Set tasks:
• A. In the Stone of Scone passage below, render this sentence in French: "When Edward I of England kidnapped the Stone of Scone in 1296, he knew what he was doing."
• B. Decide whether each statement agrees with the Stone of Scone passage below. Answer yes or no for each, and quote the words from the passage that decide it.
(i) The Stone had been kept at Scone Abbey near Perth.
(ii) The origin of the Stone is known with certainty.
(iii) Before taking the Stone, Edward I had seized the Crown of Arthur from Wales.
[Start of Document excerpt]
On St Andrew's Day 1996 a crowd of people outside the gates of
Holyrood House silently watched a gleaming military Land Rover
begin its journey up to Edinburgh Castle. Driven at walking pace,
the vehicle advanced between the fixed bayonets of soldiers and
sailors lining the street. As it passed they presented arms as if
saluting a state funeral. Yet nobody had died. On the back of Land
Rover, cushioned in velvet and shielded, like the Pope, by a sheet
of perspex, lay only a large and grubby white rock. The rock was
the Stone of Scone and it was coming home, exactly 700 years had
passed after it was stolen. When Edward I of England kidnapped the
Stone of Scone in 1296, he knew what he was doing. He had already
seized the Crown of Arthur from Wales, another kingdom severed of
its legitimacy. The lump of rock, the 'Stone of Destiny' to give it
its correct title, was in fact a throne kept at Scone Abbey near
Perth on which the Scottish kings of centuries had been seated for
their inauguration. Nobody could say with any degree of certainty
quite where the Stone came from. It might even have been used by
Jacob as a pillow in the desert when he dreamed about that ladder
to heaven. All that mattered, as Edward I appreciated, was that the
Stone's removal symbolized the end of national identity. Scotland
was now a colony. Never again would she stand on her own.
Ascherson's use of the history of the Stone of Scone for his
evaluation of modern-day Scotland is a brilliant device. Skilfully
weaving legend, recorded fact, political comment and personal
experience into a subjective yet finely tuned account, Ascherson
does for the country of his birth what no one has done since
William Wallace. And the English executed him. (Kirkus UK)
[End of Document excerpt]
[Start of Data extract]
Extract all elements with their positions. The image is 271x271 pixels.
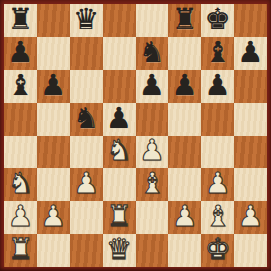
[End of Data extract]
Solutions in order:
• A. Lorsqu'Édouard Ier d'Angleterre enleva la Pierre de Scone en 1296, il savait ce qu'il faisait.

• B.
(i) Yes: "a throne kept at Scone Abbey near Perth"
(ii) No: "Nobody could say with any degree of certainty quite where the Stone came from."
(iii) Yes: "He had already seized the Crown of Arthur from Wales"